-- Start --
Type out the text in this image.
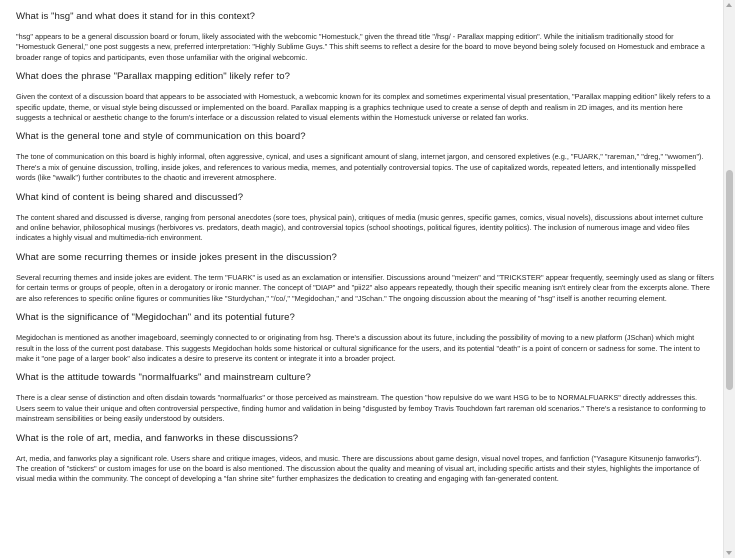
What is "hsg" and what does it stand for in this context?

"hsg" appears to be a general discussion board or forum, likely associated with the webcomic "Homestuck," given the thread title "/hsg/ - Parallax mapping edition". While the initialism traditionally stood for "Homestuck General," one post suggests a new, preferred interpretation: "Highly Sublime Guys." This shift seems to reflect a desire for the board to move beyond being solely focused on Homestuck and embrace a broader range of topics and participants, even those unfamiliar with the original webcomic.

What does the phrase "Parallax mapping edition" likely refer to?

Given the context of a discussion board that appears to be associated with Homestuck, a webcomic known for its complex and sometimes experimental visual presentation, "Parallax mapping edition" likely refers to a specific update, theme, or visual style being discussed or implemented on the board. Parallax mapping is a graphics technique used to create a sense of depth and realism in 2D images, and its mention here suggests a technical or aesthetic change to the forum's interface or a discussion related to visual elements within the Homestuck universe or related fan works.

What is the general tone and style of communication on this board?

The tone of communication on this board is highly informal, often aggressive, cynical, and uses a significant amount of slang, internet jargon, and censored expletives (e.g., "FUARK," "rareman," "dreg," "wwomen"). There's a mix of genuine discussion, trolling, inside jokes, and references to various media, memes, and potentially controversial topics. The use of capitalized words, repeated letters, and intentionally misspelled words (like "wwalk") further contributes to the chaotic and irreverent atmosphere.

What kind of content is being shared and discussed?

The content shared and discussed is diverse, ranging from personal anecdotes (sore toes, physical pain), critiques of media (music genres, specific games, comics, visual novels), discussions about internet culture and online behavior, philosophical musings (herbivores vs. predators, death magic), and controversial topics (school shootings, political figures, identity politics). The inclusion of numerous image and video files indicates a highly visual and multimedia-rich environment.

What are some recurring themes or inside jokes present in the discussion?

Several recurring themes and inside jokes are evident. The term "FUARK" is used as an exclamation or intensifier. Discussions around "meizen" and "TRICKSTER" appear frequently, seemingly used as slang or filters for certain terms or groups of people, often in a derogatory or ironic manner. The concept of "DIAP" and "pii22" also appears repeatedly, though their specific meaning isn't entirely clear from the excerpts alone. There are also references to specific online figures or communities like "Sturdychan," "/co/," "Megidochan," and "JSchan." The ongoing discussion about the meaning of "hsg" itself is another recurring element.

What is the significance of "Megidochan" and its potential future?

Megidochan is mentioned as another imageboard, seemingly connected to or originating from hsg. There's a discussion about its future, including the possibility of moving to a new platform (JSchan) which might result in the loss of the current post database. This suggests Megidochan holds some historical or cultural significance for the users, and its potential "death" is a point of concern or sadness for some. The intent to make it "one page of a larger book" also indicates a desire to preserve its content or integrate it into a broader project.

What is the attitude towards "normalfuarks" and mainstream culture?

There is a clear sense of distinction and often disdain towards "normalfuarks" or those perceived as mainstream. The question "how repulsive do we want HSG to be to NORMALFUARKS" directly addresses this. Users seem to value their unique and often controversial perspective, finding humor and validation in being "disgusted by femboy Travis Touchdown fart rareman old scenarios." There's a resistance to conforming to mainstream sensibilities or being easily understood by outsiders.

What is the role of art, media, and fanworks in these discussions?

Art, media, and fanworks play a significant role. Users share and critique images, videos, and music. There are discussions about game design, visual novel tropes, and fanfiction ("Yasagure Kitsunenjo fanworks"). The creation of "stickers" or custom images for use on the board is also mentioned. The discussion about the quality and meaning of visual art, including specific artists and their styles, highlights the importance of visual media within the community. The concept of developing a "fan shrine site" further emphasizes the dedication to creating and engaging with fan-generated content.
-- End --
# TASK DESCRIPTION
State how many lines of the listing include the word "What". Reply with the number alone.

# RESPONSE FOR THIS EXERCISE
8